▸ EXERCISE DETAILS: Write out the records below once more, exactly as they stand.

▸ THE INPUT:
* START *

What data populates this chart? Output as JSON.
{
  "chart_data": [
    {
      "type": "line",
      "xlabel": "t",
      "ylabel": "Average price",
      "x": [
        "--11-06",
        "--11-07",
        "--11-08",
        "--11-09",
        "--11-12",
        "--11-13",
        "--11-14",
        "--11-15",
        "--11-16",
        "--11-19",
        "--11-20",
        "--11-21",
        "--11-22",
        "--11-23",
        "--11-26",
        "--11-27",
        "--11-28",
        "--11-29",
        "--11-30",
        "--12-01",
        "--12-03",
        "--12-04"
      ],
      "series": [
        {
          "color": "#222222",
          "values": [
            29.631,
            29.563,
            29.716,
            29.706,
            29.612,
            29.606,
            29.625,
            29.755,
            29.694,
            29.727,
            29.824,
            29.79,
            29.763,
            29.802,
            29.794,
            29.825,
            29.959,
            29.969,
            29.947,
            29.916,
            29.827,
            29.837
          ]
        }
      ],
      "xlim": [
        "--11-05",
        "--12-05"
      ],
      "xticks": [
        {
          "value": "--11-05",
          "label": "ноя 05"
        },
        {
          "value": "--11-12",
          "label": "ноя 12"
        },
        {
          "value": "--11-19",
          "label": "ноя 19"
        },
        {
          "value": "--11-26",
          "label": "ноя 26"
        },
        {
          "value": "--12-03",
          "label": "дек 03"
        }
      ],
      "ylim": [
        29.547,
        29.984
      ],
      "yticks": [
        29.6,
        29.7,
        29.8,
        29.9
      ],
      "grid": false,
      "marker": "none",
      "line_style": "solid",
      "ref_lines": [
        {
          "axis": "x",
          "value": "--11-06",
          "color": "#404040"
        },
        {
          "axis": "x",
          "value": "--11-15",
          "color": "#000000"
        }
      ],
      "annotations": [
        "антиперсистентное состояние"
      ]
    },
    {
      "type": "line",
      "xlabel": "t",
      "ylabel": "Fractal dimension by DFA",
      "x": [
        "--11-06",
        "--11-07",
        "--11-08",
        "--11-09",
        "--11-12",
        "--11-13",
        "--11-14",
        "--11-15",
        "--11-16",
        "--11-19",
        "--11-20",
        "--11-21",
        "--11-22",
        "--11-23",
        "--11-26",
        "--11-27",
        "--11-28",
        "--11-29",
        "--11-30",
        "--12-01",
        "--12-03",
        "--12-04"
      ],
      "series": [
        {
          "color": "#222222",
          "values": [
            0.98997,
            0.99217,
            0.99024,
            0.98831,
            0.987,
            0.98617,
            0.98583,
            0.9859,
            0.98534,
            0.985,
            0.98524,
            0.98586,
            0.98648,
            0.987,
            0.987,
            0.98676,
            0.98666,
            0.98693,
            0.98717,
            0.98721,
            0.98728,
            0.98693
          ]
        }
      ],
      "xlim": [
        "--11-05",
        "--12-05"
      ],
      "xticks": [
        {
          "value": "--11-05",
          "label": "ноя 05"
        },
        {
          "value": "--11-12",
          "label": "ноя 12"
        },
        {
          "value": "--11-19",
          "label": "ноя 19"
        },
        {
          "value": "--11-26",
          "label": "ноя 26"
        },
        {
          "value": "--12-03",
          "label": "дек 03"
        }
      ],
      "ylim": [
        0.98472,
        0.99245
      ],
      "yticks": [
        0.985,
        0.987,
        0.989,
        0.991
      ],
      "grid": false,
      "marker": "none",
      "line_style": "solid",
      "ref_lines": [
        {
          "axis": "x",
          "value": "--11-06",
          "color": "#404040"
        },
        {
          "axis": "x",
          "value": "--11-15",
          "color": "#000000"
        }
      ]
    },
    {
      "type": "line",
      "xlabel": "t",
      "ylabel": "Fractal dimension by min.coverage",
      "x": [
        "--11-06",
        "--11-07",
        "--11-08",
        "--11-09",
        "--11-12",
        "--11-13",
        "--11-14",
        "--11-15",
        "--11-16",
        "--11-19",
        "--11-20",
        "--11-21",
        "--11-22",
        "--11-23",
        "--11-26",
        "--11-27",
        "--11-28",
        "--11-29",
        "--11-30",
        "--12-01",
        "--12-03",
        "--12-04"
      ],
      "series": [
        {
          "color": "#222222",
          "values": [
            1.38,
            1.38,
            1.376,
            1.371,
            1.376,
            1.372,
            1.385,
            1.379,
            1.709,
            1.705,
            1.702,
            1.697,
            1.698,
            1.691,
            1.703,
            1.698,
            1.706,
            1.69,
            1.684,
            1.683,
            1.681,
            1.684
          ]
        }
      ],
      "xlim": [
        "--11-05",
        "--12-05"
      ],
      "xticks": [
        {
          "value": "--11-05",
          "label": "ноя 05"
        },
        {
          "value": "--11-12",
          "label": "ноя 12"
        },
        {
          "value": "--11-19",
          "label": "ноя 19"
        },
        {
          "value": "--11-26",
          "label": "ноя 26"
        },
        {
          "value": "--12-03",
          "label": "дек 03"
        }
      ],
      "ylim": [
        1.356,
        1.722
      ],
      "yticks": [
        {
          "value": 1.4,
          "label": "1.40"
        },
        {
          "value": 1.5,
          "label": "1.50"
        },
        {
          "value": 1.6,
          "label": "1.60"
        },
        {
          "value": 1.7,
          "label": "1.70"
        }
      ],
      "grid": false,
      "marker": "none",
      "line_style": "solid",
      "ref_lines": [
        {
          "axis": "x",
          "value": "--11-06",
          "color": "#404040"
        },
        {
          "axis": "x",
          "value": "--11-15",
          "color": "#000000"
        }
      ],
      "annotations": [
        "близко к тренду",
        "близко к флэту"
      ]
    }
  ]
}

* END *

▸ FULL OUTPUT:
What data populates this chart? Output as JSON.
{
  "chart_data": [
    {
      "type": "line",
      "xlabel": "t",
      "ylabel": "Average price",
      "x": [
        "--11-06",
        "--11-07",
        "--11-08",
        "--11-09",
        "--11-12",
        "--11-13",
        "--11-14",
        "--11-15",
        "--11-16",
        "--11-19",
        "--11-20",
        "--11-21",
        "--11-22",
        "--11-23",
        "--11-26",
        "--11-27",
        "--11-28",
        "--11-29",
        "--11-30",
        "--12-01",
        "--12-03",
        "--12-04"
      ],
      "series": [
        {
          "color": "#222222",
          "values": [
            29.631,
            29.563,
            29.716,
            29.706,
            29.612,
            29.606,
            29.625,
            29.755,
            29.694,
            29.727,
            29.824,
            29.79,
            29.763,
            29.802,
            29.794,
            29.825,
            29.959,
            29.969,
            29.947,
            29.916,
            29.827,
            29.837
          ]
        }
      ],
      "xlim": [
        "--11-05",
        "--12-05"
      ],
      "xticks": [
        {
          "value": "--11-05",
          "label": "ноя 05"
        },
        {
          "value": "--11-12",
          "label": "ноя 12"
        },
        {
          "value": "--11-19",
          "label": "ноя 19"
        },
        {
          "value": "--11-26",
          "label": "ноя 26"
        },
        {
          "value": "--12-03",
          "label": "дек 03"
        }
      ],
      "ylim": [
        29.547,
        29.984
      ],
      "yticks": [
        29.6,
        29.7,
        29.8,
        29.9
      ],
      "grid": false,
      "marker": "none",
      "line_style": "solid",
      "ref_lines": [
        {
          "axis": "x",
          "value": "--11-06",
          "color": "#404040"
        },
        {
          "axis": "x",
          "value": "--11-15",
          "color": "#000000"
        }
      ],
      "annotations": [
        "антиперсистентное состояние"
      ]
    },
    {
      "type": "line",
      "xlabel": "t",
      "ylabel": "Fractal dimension by DFA",
      "x": [
        "--11-06",
        "--11-07",
        "--11-08",
        "--11-09",
        "--11-12",
        "--11-13",
        "--11-14",
        "--11-15",
        "--11-16",
        "--11-19",
        "--11-20",
        "--11-21",
        "--11-22",
        "--11-23",
        "--11-26",
        "--11-27",
        "--11-28",
        "--11-29",
        "--11-30",
        "--12-01",
        "--12-03",
        "--12-04"
      ],
      "series": [
        {
          "color": "#222222",
          "values": [
            0.98997,
            0.99217,
            0.99024,
            0.98831,
            0.987,
            0.98617,
            0.98583,
            0.9859,
            0.98534,
            0.985,
            0.98524,
            0.98586,
            0.98648,
            0.987,
            0.987,
            0.98676,
            0.98666,
            0.98693,
            0.98717,
            0.98721,
            0.98728,
            0.98693
          ]
        }
      ],
      "xlim": [
        "--11-05",
        "--12-05"
      ],
      "xticks": [
        {
          "value": "--11-05",
          "label": "ноя 05"
        },
        {
          "value": "--11-12",
          "label": "ноя 12"
        },
        {
          "value": "--11-19",
          "label": "ноя 19"
        },
        {
          "value": "--11-26",
          "label": "ноя 26"
        },
        {
          "value": "--12-03",
          "label": "дек 03"
        }
      ],
      "ylim": [
        0.98472,
        0.99245
      ],
      "yticks": [
        0.985,
        0.987,
        0.989,
        0.991
      ],
      "grid": false,
      "marker": "none",
      "line_style": "solid",
      "ref_lines": [
        {
          "axis": "x",
          "value": "--11-06",
          "color": "#404040"
        },
        {
          "axis": "x",
          "value": "--11-15",
          "color": "#000000"
        }
      ]
    },
    {
      "type": "line",
      "xlabel": "t",
      "ylabel": "Fractal dimension by min.coverage",
      "x": [
        "--11-06",
        "--11-07",
        "--11-08",
        "--11-09",
        "--11-12",
        "--11-13",
        "--11-14",
        "--11-15",
        "--11-16",
        "--11-19",
        "--11-20",
        "--11-21",
        "--11-22",
        "--11-23",
        "--11-26",
        "--11-27",
        "--11-28",
        "--11-29",
        "--11-30",
        "--12-01",
        "--12-03",
        "--12-04"
      ],
      "series": [
        {
          "color": "#222222",
          "values": [
            1.38,
            1.38,
            1.376,
            1.371,
            1.376,
            1.372,
            1.385,
            1.379,
            1.709,
            1.705,
            1.702,
            1.697,
            1.698,
            1.691,
            1.703,
            1.698,
            1.706,
            1.69,
            1.684,
            1.683,
            1.681,
            1.684
          ]
        }
      ],
      "xlim": [
        "--11-05",
        "--12-05"
      ],
      "xticks": [
        {
          "value": "--11-05",
          "label": "ноя 05"
        },
        {
          "value": "--11-12",
          "label": "ноя 12"
        },
        {
          "value": "--11-19",
          "label": "ноя 19"
        },
        {
          "value": "--11-26",
          "label": "ноя 26"
        },
        {
          "value": "--12-03",
          "label": "дек 03"
        }
      ],
      "ylim": [
        1.356,
        1.722
      ],
      "yticks": [
        {
          "value": 1.4,
          "label": "1.40"
        },
        {
          "value": 1.5,
          "label": "1.50"
        },
        {
          "value": 1.6,
          "label": "1.60"
        },
        {
          "value": 1.7,
          "label": "1.70"
        }
      ],
      "grid": false,
      "marker": "none",
      "line_style": "solid",
      "ref_lines": [
        {
          "axis": "x",
          "value": "--11-06",
          "color": "#404040"
        },
        {
          "axis": "x",
          "value": "--11-15",
          "color": "#000000"
        }
      ],
      "annotations": [
        "близко к тренду",
        "близко к флэту"
      ]
    }
  ]
}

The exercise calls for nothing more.